Task to complete: Transcribe all of the material exactly, except for its pictures.

Supplied data:
* Begin *
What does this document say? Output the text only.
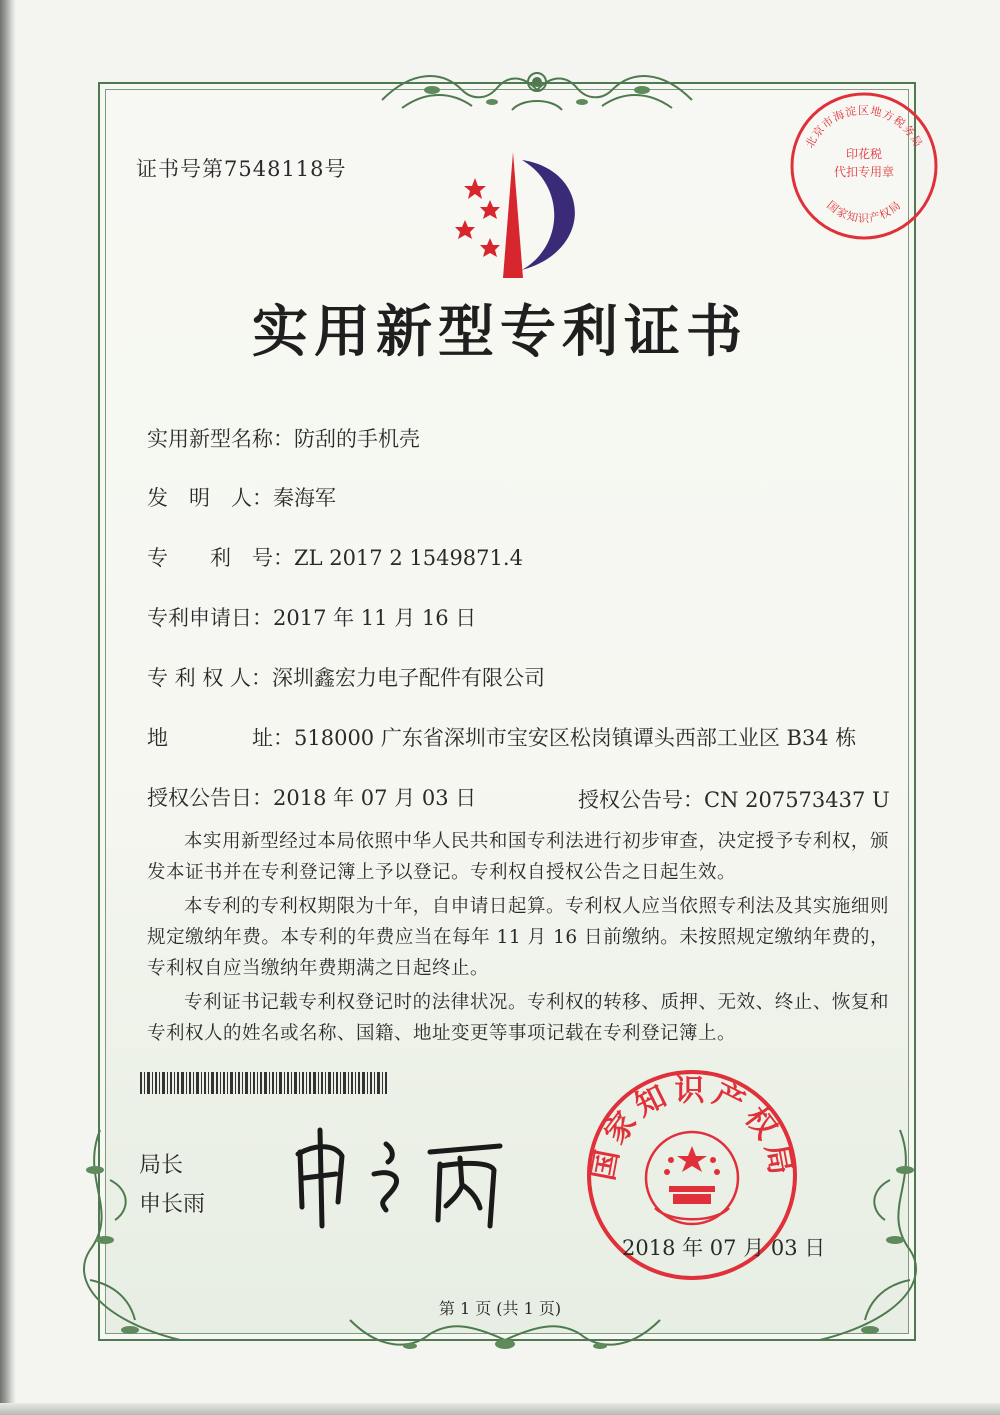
证书号第7548118号
北京市海淀区地方税务局
印花税
代扣专用章
国家知识产权局
实用新型专利证书
实用新型名称：防刮的手机壳
发　明　人：秦海军
专　　利　号：ZL 2017 2 1549871.4
专利申请日：2017 年 11 月 16 日
专 利 权 人：深圳鑫宏力电子配件有限公司
地　　　　址：518000 广东省深圳市宝安区松岗镇谭头西部工业区 B34 栋
授权公告日：2018 年 07 月 03 日	授权公告号：CN 207573437 U

本实用新型经过本局依照中华人民共和国专利法进行初步审查，决定授予专利权，颁发本证书并在专利登记簿上予以登记。专利权自授权公告之日起生效。

本专利的专利权期限为十年，自申请日起算。专利权人应当依照专利法及其实施细则规定缴纳年费。本专利的年费应当在每年 11 月 16 日前缴纳。未按照规定缴纳年费的，专利权自应当缴纳年费期满之日起终止。

专利证书记载专利权登记时的法律状况。专利权的转移、质押、无效、终止、恢复和专利权人的姓名或名称、国籍、地址变更等事项记载在专利登记簿上。

局长
申长雨
国家知识产权局
2018 年 07 月 03 日
第 1 页 (共 1 页)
* End *
Exercise solution:
What does this document say? Output the text only.
证书号第7548118号
北京市海淀区地方税务局
印花税
代扣专用章
国家知识产权局
实用新型专利证书
实用新型名称：防刮的手机壳
发　明　人：秦海军
专　　利　号：ZL 2017 2 1549871.4
专利申请日：2017 年 11 月 16 日
专 利 权 人：深圳鑫宏力电子配件有限公司
地　　　　址：518000 广东省深圳市宝安区松岗镇谭头西部工业区 B34 栋
授权公告日：2018 年 07 月 03 日	授权公告号：CN 207573437 U

本实用新型经过本局依照中华人民共和国专利法进行初步审查，决定授予专利权，颁发本证书并在专利登记簿上予以登记。专利权自授权公告之日起生效。

本专利的专利权期限为十年，自申请日起算。专利权人应当依照专利法及其实施细则规定缴纳年费。本专利的年费应当在每年 11 月 16 日前缴纳。未按照规定缴纳年费的，专利权自应当缴纳年费期满之日起终止。

专利证书记载专利权登记时的法律状况。专利权的转移、质押、无效、终止、恢复和专利权人的姓名或名称、国籍、地址变更等事项记载在专利登记簿上。

局长
申长雨
国家知识产权局
2018 年 07 月 03 日
第 1 页 (共 1 页)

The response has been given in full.